Directive: The material below should be written out in full and exactly; pictures stay out of the copy.

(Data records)
━━━━━━
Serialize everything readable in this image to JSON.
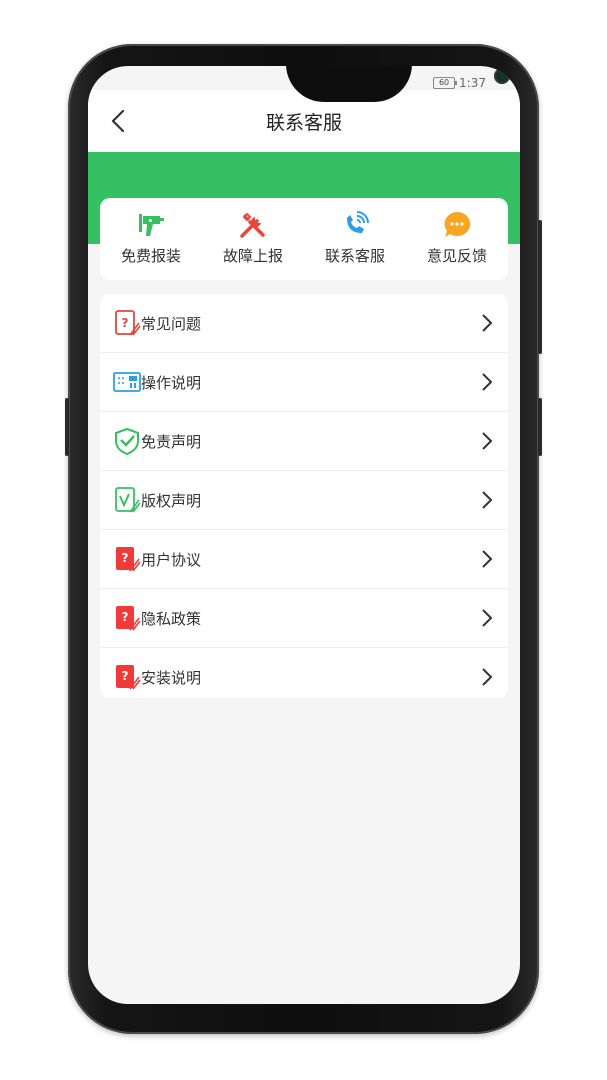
{
  "status_bar": {
    "battery": "60",
    "time": "1:37"
  },
  "header": {
    "title": "联系客服"
  },
  "quick_actions": [
    {
      "label": "免费报装",
      "icon": "drill-icon",
      "color": "#35c163"
    },
    {
      "label": "故障上报",
      "icon": "tools-icon",
      "color": "#e8463b"
    },
    {
      "label": "联系客服",
      "icon": "phone-icon",
      "color": "#2a9fe6"
    },
    {
      "label": "意见反馈",
      "icon": "chat-bubble-icon",
      "color": "#f6a623"
    }
  ],
  "menu": [
    {
      "label": "常见问题",
      "icon": "question-card-outline-icon"
    },
    {
      "label": "操作说明",
      "icon": "device-manual-icon"
    },
    {
      "label": "免责声明",
      "icon": "shield-check-icon"
    },
    {
      "label": "版权声明",
      "icon": "check-card-icon"
    },
    {
      "label": "用户协议",
      "icon": "question-card-red-icon"
    },
    {
      "label": "隐私政策",
      "icon": "question-card-red-icon"
    },
    {
      "label": "安装说明",
      "icon": "question-card-red-icon"
    }
  ],
  "colors": {
    "brand_green": "#35c163",
    "background": "#f5f5f5"
  }
}
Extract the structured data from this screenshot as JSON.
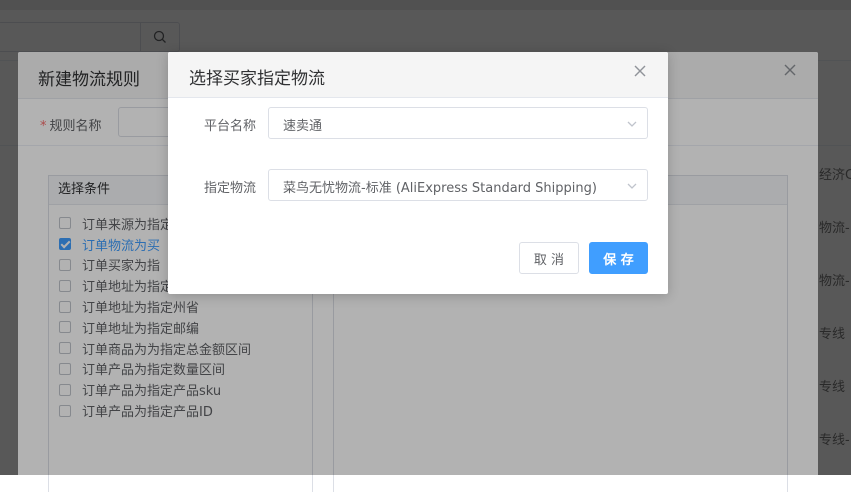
{
  "background": {
    "side_texts": [
      "经济C",
      "物流-",
      "物流-",
      "专线",
      "专线",
      "专线-"
    ]
  },
  "rule_dialog": {
    "title": "新建物流规则",
    "required_mark": "*",
    "rule_name_label": "规则名称",
    "conditions_header": "选择条件",
    "conditions": [
      {
        "label": "订单来源为指定",
        "checked": false
      },
      {
        "label": "订单物流为买",
        "checked": true
      },
      {
        "label": "订单买家为指",
        "checked": false
      },
      {
        "label": "订单地址为指定国家/地区",
        "checked": false
      },
      {
        "label": "订单地址为指定州省",
        "checked": false
      },
      {
        "label": "订单地址为指定邮编",
        "checked": false
      },
      {
        "label": "订单商品为为指定总金额区间",
        "checked": false
      },
      {
        "label": "订单产品为指定数量区间",
        "checked": false
      },
      {
        "label": "订单产品为指定产品sku",
        "checked": false
      },
      {
        "label": "订单产品为指定产品ID",
        "checked": false
      }
    ]
  },
  "logistics_dialog": {
    "title": "选择买家指定物流",
    "platform_label": "平台名称",
    "platform_value": "速卖通",
    "logistics_label": "指定物流",
    "logistics_value": "菜鸟无忧物流-标准 (AliExpress Standard Shipping)",
    "cancel_label": "取 消",
    "save_label": "保 存"
  },
  "colors": {
    "primary": "#409eff",
    "required": "#f56c6c"
  }
}
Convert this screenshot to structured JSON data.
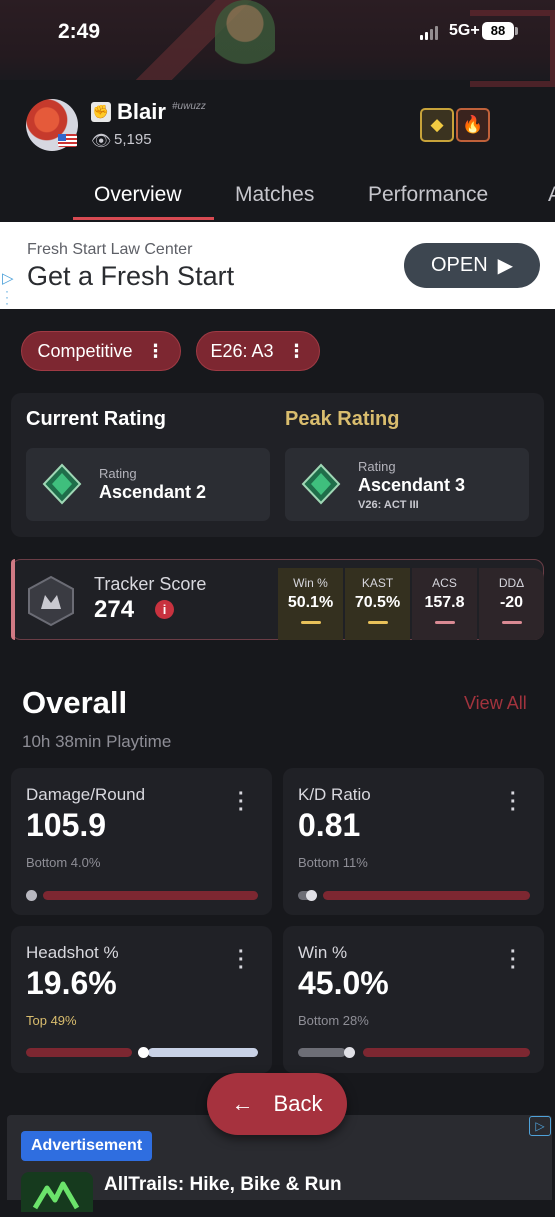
{
  "status_bar": {
    "time": "2:49",
    "network": "5G+",
    "battery": "88"
  },
  "profile": {
    "name": "Blair",
    "tag": "#uwuzz",
    "views": "5,195"
  },
  "tabs": [
    {
      "label": "Overview"
    },
    {
      "label": "Matches"
    },
    {
      "label": "Performance"
    },
    {
      "label": "A"
    }
  ],
  "ad_banner": {
    "subtitle": "Fresh Start Law Center",
    "title": "Get a Fresh Start",
    "button": "OPEN"
  },
  "filters": [
    {
      "label": "Competitive"
    },
    {
      "label": "E26: A3"
    }
  ],
  "current_rating": {
    "title": "Current Rating",
    "label": "Rating",
    "rank": "Ascendant 2"
  },
  "peak_rating": {
    "title": "Peak Rating",
    "label": "Rating",
    "rank": "Ascendant 3",
    "season": "V26: ACT III"
  },
  "tracker": {
    "label": "Tracker Score",
    "value": "274",
    "stats": [
      {
        "label": "Win %",
        "value": "50.1%",
        "color": "#e8c15a"
      },
      {
        "label": "KAST",
        "value": "70.5%",
        "color": "#e8c15a"
      },
      {
        "label": "ACS",
        "value": "157.8",
        "color": "#d98a93"
      },
      {
        "label": "DDΔ",
        "value": "-20",
        "color": "#d98a93"
      }
    ]
  },
  "overall": {
    "title": "Overall",
    "view_all": "View All",
    "playtime": "10h 38min Playtime",
    "cards": [
      {
        "label": "Damage/Round",
        "value": "105.9",
        "rank": "Bottom 4.0%",
        "percentile": 0.04
      },
      {
        "label": "K/D Ratio",
        "value": "0.81",
        "rank": "Bottom 11%",
        "percentile": 0.11
      },
      {
        "label": "Headshot %",
        "value": "19.6%",
        "rank": "Top 49%",
        "percentile": 0.51
      },
      {
        "label": "Win %",
        "value": "45.0%",
        "rank": "Bottom 28%",
        "percentile": 0.28
      }
    ]
  },
  "back_button": {
    "label": "Back"
  },
  "bottom_ad": {
    "badge": "Advertisement",
    "app_name": "AllTrails: Hike, Bike & Run"
  },
  "colors": {
    "accent_red": "#a6323e",
    "gold": "#d9bd6e",
    "bg": "#17181c",
    "card": "#202126"
  }
}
━━━━━━
Written response:
Serialize everything readable in this image to JSON.
{
  "status_bar": {
    "battery": "60",
    "time": "1:37"
  },
  "header": {
    "title": "联系客服"
  },
  "quick_actions": [
    {
      "label": "免费报装",
      "icon": "drill-icon",
      "color": "#35c163"
    },
    {
      "label": "故障上报",
      "icon": "tools-icon",
      "color": "#e8463b"
    },
    {
      "label": "联系客服",
      "icon": "phone-icon",
      "color": "#2a9fe6"
    },
    {
      "label": "意见反馈",
      "icon": "chat-bubble-icon",
      "color": "#f6a623"
    }
  ],
  "menu": [
    {
      "label": "常见问题",
      "icon": "question-card-outline-icon"
    },
    {
      "label": "操作说明",
      "icon": "device-manual-icon"
    },
    {
      "label": "免责声明",
      "icon": "shield-check-icon"
    },
    {
      "label": "版权声明",
      "icon": "check-card-icon"
    },
    {
      "label": "用户协议",
      "icon": "question-card-red-icon"
    },
    {
      "label": "隐私政策",
      "icon": "question-card-red-icon"
    },
    {
      "label": "安装说明",
      "icon": "question-card-red-icon"
    }
  ],
  "colors": {
    "brand_green": "#35c163",
    "background": "#f5f5f5"
  }
}
Extract the structured data from this screenshot as JSON.
{
  "background": {
    "side_texts": [
      "经济C",
      "物流-",
      "物流-",
      "专线",
      "专线",
      "专线-"
    ]
  },
  "rule_dialog": {
    "title": "新建物流规则",
    "required_mark": "*",
    "rule_name_label": "规则名称",
    "conditions_header": "选择条件",
    "conditions": [
      {
        "label": "订单来源为指定",
        "checked": false
      },
      {
        "label": "订单物流为买",
        "checked": true
      },
      {
        "label": "订单买家为指",
        "checked": false
      },
      {
        "label": "订单地址为指定国家/地区",
        "checked": false
      },
      {
        "label": "订单地址为指定州省",
        "checked": false
      },
      {
        "label": "订单地址为指定邮编",
        "checked": false
      },
      {
        "label": "订单商品为为指定总金额区间",
        "checked": false
      },
      {
        "label": "订单产品为指定数量区间",
        "checked": false
      },
      {
        "label": "订单产品为指定产品sku",
        "checked": false
      },
      {
        "label": "订单产品为指定产品ID",
        "checked": false
      }
    ]
  },
  "logistics_dialog": {
    "title": "选择买家指定物流",
    "platform_label": "平台名称",
    "platform_value": "速卖通",
    "logistics_label": "指定物流",
    "logistics_value": "菜鸟无忧物流-标准 (AliExpress Standard Shipping)",
    "cancel_label": "取 消",
    "save_label": "保 存"
  },
  "colors": {
    "primary": "#409eff",
    "required": "#f56c6c"
  }
}
Convert this screenshot to structured JSON data.
{
  "status_bar": {
    "time": "2:49",
    "network": "5G+",
    "battery": "88"
  },
  "profile": {
    "name": "Blair",
    "tag": "#uwuzz",
    "views": "5,195"
  },
  "tabs": [
    {
      "label": "Overview"
    },
    {
      "label": "Matches"
    },
    {
      "label": "Performance"
    },
    {
      "label": "A"
    }
  ],
  "ad_banner": {
    "subtitle": "Fresh Start Law Center",
    "title": "Get a Fresh Start",
    "button": "OPEN"
  },
  "filters": [
    {
      "label": "Competitive"
    },
    {
      "label": "E26: A3"
    }
  ],
  "current_rating": {
    "title": "Current Rating",
    "label": "Rating",
    "rank": "Ascendant 2"
  },
  "peak_rating": {
    "title": "Peak Rating",
    "label": "Rating",
    "rank": "Ascendant 3",
    "season": "V26: ACT III"
  },
  "tracker": {
    "label": "Tracker Score",
    "value": "274",
    "stats": [
      {
        "label": "Win %",
        "value": "50.1%",
        "color": "#e8c15a"
      },
      {
        "label": "KAST",
        "value": "70.5%",
        "color": "#e8c15a"
      },
      {
        "label": "ACS",
        "value": "157.8",
        "color": "#d98a93"
      },
      {
        "label": "DDΔ",
        "value": "-20",
        "color": "#d98a93"
      }
    ]
  },
  "overall": {
    "title": "Overall",
    "view_all": "View All",
    "playtime": "10h 38min Playtime",
    "cards": [
      {
        "label": "Damage/Round",
        "value": "105.9",
        "rank": "Bottom 4.0%",
        "percentile": 0.04
      },
      {
        "label": "K/D Ratio",
        "value": "0.81",
        "rank": "Bottom 11%",
        "percentile": 0.11
      },
      {
        "label": "Headshot %",
        "value": "19.6%",
        "rank": "Top 49%",
        "percentile": 0.51
      },
      {
        "label": "Win %",
        "value": "45.0%",
        "rank": "Bottom 28%",
        "percentile": 0.28
      }
    ]
  },
  "back_button": {
    "label": "Back"
  },
  "bottom_ad": {
    "badge": "Advertisement",
    "app_name": "AllTrails: Hike, Bike & Run"
  },
  "colors": {
    "accent_red": "#a6323e",
    "gold": "#d9bd6e",
    "bg": "#17181c",
    "card": "#202126"
  }
}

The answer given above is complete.